What the task asks >> Report only how many lines of the entries below contain the string "screenshot".

Information provided >>

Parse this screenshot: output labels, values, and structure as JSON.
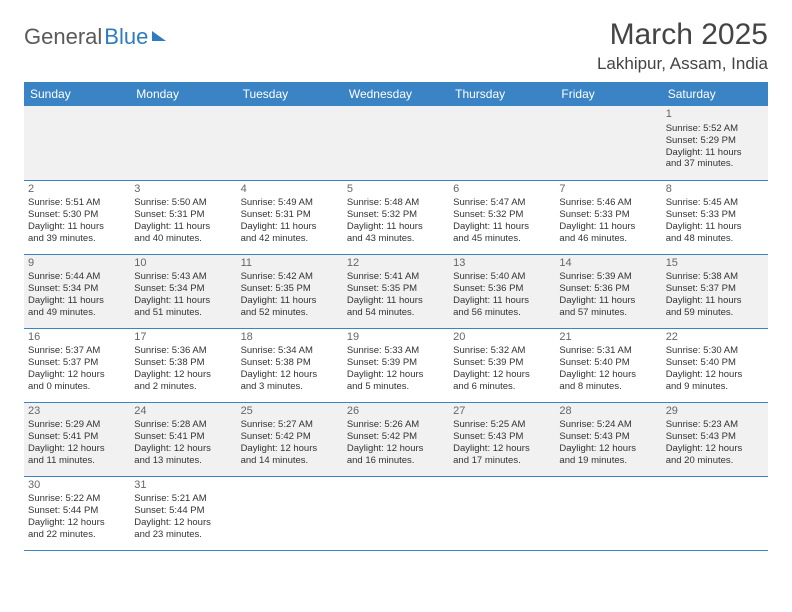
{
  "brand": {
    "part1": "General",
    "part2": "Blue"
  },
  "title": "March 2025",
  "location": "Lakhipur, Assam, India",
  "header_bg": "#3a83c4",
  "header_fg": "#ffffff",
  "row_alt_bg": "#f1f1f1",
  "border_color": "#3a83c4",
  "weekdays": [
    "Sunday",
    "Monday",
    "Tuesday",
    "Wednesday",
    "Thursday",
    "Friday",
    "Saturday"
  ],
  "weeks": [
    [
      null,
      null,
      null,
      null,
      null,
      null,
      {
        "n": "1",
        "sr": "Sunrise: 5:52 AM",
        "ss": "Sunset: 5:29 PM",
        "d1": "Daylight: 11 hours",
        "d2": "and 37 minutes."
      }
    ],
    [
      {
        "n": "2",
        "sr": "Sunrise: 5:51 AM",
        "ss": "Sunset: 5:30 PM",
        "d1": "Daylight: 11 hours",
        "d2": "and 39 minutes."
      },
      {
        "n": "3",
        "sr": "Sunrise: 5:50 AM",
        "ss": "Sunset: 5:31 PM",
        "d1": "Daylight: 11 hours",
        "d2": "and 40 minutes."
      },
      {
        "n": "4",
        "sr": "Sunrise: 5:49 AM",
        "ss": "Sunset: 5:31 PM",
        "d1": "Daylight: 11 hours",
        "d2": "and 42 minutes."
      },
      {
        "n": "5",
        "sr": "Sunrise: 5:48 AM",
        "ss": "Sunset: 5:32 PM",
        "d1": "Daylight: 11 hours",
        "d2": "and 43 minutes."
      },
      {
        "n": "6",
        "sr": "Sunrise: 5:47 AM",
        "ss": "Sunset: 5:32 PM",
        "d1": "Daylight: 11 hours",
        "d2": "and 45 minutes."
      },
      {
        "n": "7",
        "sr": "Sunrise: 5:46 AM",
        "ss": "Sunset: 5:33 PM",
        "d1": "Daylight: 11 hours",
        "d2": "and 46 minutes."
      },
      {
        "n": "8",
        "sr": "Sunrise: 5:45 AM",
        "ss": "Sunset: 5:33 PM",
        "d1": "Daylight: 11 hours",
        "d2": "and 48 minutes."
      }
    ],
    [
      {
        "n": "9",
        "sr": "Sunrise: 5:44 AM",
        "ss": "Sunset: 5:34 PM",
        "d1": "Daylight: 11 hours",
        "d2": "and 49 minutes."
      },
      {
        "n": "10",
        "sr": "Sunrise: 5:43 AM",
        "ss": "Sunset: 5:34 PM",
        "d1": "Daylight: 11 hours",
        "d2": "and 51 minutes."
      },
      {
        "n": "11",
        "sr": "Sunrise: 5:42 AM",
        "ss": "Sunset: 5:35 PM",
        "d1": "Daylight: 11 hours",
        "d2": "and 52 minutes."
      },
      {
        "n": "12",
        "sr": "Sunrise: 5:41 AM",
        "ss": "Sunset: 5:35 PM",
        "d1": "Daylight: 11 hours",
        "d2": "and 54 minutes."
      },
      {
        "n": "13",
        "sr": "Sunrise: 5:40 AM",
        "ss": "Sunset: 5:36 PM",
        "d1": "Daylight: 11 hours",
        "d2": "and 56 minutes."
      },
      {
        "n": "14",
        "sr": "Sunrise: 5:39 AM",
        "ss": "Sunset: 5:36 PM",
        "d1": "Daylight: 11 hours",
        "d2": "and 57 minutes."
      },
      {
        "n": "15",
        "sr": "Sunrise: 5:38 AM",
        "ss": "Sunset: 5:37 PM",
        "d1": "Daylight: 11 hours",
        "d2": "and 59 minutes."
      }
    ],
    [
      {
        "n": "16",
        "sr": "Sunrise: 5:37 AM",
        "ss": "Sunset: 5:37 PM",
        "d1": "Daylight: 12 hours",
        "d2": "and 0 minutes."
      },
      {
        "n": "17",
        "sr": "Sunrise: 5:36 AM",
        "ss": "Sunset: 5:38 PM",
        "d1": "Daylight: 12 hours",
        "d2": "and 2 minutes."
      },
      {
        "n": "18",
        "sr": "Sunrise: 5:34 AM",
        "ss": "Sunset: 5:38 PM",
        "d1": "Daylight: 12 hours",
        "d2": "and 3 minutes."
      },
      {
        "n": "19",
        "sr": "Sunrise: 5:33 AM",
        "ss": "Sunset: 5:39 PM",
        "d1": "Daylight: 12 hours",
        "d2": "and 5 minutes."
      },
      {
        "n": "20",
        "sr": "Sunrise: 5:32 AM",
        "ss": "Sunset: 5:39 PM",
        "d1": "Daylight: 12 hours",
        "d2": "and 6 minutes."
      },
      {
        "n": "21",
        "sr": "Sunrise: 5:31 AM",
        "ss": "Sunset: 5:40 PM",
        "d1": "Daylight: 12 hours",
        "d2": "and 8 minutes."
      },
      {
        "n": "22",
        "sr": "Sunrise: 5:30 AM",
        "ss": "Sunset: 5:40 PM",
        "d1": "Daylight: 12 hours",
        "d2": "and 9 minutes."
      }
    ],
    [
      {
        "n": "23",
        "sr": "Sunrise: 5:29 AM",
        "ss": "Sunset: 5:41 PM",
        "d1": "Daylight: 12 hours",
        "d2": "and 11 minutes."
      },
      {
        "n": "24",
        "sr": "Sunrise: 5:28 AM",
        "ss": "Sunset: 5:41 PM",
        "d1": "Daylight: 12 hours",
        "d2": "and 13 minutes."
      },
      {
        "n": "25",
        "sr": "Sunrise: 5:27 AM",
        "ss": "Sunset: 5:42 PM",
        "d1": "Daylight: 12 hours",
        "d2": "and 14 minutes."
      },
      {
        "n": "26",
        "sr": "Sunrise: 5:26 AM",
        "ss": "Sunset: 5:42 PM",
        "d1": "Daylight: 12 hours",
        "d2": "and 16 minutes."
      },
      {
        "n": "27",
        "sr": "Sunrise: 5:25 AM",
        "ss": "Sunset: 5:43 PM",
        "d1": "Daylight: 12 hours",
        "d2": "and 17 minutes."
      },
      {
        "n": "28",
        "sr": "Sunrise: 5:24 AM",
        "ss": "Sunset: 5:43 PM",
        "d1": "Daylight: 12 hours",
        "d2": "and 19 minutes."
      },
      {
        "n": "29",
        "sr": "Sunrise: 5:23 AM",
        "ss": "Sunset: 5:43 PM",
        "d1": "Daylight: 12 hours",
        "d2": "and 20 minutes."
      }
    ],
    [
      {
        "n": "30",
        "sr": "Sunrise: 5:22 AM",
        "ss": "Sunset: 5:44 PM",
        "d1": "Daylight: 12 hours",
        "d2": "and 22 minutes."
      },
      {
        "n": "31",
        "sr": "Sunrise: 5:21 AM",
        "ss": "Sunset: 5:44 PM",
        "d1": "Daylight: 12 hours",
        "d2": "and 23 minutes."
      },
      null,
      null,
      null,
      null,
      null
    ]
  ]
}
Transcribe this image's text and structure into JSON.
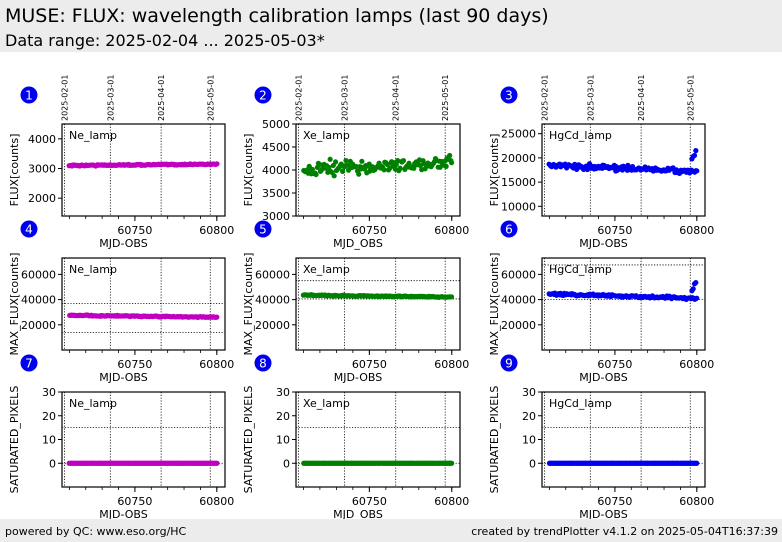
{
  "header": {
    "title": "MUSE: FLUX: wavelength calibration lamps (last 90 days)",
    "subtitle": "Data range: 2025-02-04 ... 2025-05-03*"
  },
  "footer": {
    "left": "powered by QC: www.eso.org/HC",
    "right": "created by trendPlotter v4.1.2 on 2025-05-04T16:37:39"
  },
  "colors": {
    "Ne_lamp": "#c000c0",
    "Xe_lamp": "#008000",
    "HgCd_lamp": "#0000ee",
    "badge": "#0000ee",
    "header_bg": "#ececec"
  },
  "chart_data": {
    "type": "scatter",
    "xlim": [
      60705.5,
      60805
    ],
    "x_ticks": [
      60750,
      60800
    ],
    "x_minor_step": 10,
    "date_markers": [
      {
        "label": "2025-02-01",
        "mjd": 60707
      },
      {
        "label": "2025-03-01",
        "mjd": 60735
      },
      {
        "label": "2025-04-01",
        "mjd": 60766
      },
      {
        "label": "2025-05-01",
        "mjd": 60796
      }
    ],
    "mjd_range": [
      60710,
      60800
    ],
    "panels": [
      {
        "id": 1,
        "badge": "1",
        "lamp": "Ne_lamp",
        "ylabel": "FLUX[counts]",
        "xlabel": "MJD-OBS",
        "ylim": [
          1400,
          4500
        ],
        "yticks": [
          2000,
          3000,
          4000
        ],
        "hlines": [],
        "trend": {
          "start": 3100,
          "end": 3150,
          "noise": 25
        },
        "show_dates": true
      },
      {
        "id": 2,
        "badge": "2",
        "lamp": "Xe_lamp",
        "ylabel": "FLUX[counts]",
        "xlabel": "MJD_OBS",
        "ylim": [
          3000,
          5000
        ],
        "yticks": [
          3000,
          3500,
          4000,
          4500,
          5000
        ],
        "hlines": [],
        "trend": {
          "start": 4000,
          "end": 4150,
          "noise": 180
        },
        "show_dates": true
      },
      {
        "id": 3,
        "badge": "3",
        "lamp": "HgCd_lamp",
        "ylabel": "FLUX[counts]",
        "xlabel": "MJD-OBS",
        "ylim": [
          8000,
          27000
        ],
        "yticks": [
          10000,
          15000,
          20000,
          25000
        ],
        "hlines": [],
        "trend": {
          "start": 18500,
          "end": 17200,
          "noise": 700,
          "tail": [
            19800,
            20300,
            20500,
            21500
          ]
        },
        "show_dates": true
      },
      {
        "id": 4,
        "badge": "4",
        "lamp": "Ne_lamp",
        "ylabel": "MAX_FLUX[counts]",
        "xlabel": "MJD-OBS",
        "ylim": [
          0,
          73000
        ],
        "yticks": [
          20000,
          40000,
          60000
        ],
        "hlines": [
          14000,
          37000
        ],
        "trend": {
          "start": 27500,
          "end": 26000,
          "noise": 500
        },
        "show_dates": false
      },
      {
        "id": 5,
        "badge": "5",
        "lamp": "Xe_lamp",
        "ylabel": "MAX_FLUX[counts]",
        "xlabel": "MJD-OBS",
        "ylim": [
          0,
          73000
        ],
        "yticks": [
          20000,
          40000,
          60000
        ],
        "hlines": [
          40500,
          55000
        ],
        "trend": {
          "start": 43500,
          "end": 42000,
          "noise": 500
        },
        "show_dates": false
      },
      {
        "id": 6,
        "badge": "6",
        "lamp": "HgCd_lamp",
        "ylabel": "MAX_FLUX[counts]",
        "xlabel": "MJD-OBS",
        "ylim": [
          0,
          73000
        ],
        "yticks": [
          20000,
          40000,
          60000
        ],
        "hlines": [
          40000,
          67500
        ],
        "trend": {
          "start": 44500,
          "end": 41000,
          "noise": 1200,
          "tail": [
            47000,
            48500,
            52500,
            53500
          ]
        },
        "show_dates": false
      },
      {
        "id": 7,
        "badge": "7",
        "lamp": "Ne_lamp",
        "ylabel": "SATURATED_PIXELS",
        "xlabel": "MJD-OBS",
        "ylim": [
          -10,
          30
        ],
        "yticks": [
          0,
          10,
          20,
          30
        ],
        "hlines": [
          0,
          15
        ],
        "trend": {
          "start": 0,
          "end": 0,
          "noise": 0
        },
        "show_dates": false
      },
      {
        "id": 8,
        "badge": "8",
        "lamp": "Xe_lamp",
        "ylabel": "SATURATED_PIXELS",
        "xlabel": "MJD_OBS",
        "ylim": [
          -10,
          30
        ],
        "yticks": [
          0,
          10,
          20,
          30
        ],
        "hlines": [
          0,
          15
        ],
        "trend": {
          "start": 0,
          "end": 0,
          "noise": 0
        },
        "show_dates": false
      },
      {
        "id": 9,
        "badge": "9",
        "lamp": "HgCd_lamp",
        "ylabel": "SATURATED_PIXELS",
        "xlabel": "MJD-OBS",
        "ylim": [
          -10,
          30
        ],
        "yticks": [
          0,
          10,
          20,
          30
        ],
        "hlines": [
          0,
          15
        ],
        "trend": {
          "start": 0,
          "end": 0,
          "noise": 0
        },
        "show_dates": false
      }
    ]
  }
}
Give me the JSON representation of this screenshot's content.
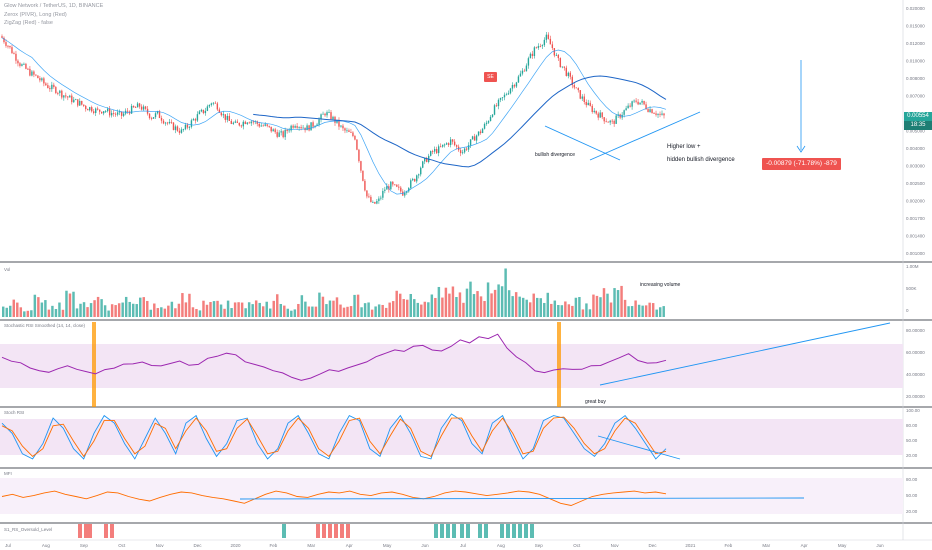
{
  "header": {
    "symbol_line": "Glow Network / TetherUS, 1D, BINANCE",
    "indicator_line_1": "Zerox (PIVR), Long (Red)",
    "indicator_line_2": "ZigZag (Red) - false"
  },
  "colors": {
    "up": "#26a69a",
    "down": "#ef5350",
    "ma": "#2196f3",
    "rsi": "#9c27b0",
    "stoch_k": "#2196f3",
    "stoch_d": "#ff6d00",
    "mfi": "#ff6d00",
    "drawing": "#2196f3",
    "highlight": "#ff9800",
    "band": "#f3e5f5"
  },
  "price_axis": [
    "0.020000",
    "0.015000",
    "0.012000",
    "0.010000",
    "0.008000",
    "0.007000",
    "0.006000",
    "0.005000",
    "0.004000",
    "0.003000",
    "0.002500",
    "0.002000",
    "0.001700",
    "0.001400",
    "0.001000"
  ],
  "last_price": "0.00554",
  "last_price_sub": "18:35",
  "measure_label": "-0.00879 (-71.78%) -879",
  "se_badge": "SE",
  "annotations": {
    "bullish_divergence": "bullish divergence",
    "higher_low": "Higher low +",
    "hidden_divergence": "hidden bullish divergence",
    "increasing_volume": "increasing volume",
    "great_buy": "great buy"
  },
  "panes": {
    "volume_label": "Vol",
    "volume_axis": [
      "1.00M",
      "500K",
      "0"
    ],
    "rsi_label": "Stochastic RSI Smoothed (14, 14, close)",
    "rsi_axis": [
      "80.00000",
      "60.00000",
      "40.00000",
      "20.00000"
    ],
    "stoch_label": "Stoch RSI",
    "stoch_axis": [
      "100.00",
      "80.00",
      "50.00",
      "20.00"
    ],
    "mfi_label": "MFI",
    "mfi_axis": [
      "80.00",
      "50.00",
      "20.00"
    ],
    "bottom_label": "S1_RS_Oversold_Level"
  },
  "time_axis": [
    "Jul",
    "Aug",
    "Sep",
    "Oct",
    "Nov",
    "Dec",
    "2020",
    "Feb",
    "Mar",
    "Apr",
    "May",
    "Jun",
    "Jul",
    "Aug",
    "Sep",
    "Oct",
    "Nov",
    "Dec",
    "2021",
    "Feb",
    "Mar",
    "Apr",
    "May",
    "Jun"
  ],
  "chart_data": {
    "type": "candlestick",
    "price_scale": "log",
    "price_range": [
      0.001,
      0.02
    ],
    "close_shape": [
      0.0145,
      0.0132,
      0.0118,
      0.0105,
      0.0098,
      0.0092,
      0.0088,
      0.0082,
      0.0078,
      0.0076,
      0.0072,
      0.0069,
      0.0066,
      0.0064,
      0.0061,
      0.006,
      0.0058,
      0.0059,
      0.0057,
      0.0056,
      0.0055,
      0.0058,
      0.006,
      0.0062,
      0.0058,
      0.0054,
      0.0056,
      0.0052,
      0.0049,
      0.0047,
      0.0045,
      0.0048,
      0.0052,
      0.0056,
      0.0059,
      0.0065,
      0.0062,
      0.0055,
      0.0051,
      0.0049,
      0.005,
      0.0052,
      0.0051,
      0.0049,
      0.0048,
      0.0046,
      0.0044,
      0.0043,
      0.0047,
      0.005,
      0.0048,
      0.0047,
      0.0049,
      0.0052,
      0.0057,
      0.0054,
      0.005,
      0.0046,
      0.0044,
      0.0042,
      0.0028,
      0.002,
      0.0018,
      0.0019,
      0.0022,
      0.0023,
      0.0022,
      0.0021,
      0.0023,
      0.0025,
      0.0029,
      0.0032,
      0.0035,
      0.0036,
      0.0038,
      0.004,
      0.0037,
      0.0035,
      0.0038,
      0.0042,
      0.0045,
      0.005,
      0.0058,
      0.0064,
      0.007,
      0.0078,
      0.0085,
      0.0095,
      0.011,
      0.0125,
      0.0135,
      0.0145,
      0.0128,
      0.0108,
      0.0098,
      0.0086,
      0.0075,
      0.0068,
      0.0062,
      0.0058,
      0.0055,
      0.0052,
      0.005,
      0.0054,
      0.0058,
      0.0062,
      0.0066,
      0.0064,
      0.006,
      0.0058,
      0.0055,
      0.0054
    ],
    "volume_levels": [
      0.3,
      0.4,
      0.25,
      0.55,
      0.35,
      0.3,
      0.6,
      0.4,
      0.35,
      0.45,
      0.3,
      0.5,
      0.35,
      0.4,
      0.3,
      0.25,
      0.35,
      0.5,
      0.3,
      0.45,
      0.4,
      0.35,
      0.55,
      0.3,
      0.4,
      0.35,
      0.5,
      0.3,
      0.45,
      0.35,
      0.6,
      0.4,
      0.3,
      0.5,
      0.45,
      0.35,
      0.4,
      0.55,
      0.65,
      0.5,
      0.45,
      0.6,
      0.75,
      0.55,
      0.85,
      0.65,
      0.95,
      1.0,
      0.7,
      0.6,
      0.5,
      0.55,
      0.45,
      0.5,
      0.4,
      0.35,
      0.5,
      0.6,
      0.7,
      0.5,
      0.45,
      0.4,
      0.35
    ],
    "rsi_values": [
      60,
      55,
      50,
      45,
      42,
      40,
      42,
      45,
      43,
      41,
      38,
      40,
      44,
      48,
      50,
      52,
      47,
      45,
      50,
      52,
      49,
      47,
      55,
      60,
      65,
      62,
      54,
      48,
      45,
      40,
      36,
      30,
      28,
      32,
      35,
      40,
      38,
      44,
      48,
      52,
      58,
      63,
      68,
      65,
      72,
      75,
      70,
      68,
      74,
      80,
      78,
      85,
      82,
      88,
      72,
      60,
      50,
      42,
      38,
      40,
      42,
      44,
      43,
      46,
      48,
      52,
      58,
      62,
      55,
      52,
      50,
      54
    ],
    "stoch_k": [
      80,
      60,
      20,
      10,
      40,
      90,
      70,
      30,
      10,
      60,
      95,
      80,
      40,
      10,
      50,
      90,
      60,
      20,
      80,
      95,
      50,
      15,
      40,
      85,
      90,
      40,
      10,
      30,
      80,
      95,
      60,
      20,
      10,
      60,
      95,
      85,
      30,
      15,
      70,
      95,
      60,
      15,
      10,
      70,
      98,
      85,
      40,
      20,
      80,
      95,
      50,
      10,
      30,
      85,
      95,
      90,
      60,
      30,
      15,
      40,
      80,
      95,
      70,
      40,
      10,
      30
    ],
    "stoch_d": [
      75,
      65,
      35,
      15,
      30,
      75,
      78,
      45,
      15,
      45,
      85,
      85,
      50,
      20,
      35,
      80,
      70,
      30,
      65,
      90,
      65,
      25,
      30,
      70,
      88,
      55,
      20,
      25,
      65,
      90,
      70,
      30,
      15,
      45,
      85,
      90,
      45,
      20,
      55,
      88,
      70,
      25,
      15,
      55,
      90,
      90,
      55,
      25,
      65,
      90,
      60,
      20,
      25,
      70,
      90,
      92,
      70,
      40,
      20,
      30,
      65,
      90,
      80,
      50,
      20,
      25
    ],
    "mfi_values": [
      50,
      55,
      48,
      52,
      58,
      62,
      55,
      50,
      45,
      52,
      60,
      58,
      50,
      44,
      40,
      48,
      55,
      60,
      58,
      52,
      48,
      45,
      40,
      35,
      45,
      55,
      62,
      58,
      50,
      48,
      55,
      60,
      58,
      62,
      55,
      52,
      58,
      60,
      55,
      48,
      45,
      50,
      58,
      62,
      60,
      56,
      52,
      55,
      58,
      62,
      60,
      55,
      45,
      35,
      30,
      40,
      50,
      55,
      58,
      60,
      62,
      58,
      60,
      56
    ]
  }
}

Correct answer >> 2